> **Do this**: Gather from the listing below each line that includes the word "label", and copy it.

-- start Task inputs --

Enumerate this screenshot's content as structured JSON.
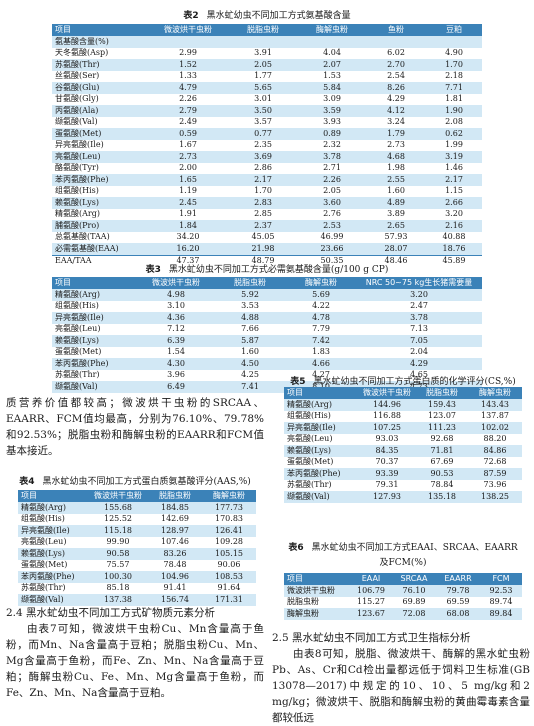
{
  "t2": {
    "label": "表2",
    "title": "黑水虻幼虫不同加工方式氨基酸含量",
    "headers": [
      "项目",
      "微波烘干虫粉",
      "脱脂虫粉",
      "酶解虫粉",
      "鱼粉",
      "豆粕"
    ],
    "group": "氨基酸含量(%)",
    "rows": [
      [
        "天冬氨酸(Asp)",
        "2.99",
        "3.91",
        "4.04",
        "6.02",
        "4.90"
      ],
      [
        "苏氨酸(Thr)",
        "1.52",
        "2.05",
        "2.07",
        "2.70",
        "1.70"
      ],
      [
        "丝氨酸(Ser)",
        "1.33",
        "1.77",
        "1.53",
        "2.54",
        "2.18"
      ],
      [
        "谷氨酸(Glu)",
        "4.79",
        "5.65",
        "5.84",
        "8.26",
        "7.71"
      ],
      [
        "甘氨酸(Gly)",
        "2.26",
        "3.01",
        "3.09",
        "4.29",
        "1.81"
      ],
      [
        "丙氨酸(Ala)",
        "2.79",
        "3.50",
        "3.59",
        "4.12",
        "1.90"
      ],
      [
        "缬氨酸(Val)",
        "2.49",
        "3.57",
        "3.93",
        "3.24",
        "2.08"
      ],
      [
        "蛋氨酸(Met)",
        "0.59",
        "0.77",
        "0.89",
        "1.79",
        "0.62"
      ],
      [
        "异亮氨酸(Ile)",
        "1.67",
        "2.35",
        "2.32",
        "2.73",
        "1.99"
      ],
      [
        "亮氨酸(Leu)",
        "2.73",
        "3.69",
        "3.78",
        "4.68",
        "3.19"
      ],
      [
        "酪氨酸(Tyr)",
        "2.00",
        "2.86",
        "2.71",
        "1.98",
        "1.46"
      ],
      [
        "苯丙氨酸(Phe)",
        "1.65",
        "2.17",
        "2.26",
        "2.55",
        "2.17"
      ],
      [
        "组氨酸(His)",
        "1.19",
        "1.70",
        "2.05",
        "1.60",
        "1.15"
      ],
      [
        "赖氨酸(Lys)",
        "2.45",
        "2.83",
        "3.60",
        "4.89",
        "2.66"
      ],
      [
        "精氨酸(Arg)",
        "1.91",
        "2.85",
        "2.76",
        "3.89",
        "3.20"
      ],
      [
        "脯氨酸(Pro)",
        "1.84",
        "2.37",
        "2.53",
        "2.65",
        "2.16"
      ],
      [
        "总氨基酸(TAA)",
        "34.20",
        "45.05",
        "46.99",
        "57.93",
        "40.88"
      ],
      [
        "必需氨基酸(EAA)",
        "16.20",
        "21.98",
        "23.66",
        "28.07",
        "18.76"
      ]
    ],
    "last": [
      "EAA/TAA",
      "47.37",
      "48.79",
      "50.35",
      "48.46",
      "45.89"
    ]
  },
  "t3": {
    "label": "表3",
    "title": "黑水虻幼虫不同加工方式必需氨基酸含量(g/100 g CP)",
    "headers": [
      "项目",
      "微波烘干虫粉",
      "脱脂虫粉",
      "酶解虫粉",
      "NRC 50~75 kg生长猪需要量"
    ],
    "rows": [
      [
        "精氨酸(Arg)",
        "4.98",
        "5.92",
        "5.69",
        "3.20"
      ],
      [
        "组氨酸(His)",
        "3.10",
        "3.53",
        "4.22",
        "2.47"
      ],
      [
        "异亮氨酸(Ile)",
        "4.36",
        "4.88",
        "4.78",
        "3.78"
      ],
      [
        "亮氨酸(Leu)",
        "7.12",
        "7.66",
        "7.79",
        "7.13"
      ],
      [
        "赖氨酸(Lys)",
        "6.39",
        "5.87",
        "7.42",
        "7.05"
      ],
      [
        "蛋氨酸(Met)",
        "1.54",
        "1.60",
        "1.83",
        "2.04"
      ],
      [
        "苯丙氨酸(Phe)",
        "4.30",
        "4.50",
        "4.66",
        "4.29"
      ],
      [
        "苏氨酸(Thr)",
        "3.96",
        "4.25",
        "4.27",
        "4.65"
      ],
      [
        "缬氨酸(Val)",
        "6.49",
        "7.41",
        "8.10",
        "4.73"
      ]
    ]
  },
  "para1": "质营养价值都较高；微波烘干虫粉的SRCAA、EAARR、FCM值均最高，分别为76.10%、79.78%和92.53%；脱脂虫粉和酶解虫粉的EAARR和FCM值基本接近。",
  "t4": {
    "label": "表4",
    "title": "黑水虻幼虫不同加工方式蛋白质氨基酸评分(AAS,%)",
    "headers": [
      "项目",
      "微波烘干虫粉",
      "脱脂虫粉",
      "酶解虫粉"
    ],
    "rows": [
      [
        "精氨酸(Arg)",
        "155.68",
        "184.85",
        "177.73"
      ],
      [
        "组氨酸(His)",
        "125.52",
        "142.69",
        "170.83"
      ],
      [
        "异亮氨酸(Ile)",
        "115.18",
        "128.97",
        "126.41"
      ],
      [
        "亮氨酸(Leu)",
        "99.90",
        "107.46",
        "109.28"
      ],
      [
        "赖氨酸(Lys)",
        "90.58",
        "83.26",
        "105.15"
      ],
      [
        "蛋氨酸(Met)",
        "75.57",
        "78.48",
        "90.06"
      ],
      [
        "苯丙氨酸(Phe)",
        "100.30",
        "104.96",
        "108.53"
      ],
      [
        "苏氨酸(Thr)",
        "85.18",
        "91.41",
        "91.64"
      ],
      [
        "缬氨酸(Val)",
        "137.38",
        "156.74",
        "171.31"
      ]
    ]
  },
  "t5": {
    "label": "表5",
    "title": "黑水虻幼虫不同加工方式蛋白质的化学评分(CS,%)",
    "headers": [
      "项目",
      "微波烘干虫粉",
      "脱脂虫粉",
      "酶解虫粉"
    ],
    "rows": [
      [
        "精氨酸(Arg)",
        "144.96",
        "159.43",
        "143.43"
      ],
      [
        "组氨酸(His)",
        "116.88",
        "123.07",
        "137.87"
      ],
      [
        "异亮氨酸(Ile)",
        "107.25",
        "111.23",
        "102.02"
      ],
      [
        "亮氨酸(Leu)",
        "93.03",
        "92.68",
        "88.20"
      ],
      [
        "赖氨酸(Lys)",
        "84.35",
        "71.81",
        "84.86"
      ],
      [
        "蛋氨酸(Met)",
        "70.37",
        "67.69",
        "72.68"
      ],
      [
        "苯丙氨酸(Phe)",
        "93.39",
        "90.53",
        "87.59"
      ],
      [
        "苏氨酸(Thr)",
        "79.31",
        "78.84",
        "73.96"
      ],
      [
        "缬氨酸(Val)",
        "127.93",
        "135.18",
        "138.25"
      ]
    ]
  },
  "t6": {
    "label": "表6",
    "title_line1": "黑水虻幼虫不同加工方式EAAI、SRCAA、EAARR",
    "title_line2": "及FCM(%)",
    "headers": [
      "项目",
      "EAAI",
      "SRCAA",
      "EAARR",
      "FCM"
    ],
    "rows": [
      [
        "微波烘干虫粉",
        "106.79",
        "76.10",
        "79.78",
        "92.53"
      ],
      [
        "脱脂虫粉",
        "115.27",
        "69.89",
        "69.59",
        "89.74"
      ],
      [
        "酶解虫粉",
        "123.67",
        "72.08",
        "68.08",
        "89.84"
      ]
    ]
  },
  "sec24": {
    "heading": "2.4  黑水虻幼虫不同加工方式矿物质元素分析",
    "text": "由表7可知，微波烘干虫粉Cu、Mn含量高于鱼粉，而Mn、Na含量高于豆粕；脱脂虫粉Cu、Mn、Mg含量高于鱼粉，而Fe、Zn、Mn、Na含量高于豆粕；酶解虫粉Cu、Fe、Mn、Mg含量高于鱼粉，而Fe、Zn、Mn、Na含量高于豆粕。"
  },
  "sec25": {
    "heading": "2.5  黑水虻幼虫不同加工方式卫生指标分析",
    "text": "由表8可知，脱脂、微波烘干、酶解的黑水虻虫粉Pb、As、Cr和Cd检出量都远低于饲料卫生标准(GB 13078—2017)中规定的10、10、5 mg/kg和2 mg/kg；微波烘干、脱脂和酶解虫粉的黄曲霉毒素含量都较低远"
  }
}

-- end Task inputs --

> **Full answer**:
    "label": "表2",
    "label": "表3",
    "label": "表4",
    "label": "表5",
    "label": "表6",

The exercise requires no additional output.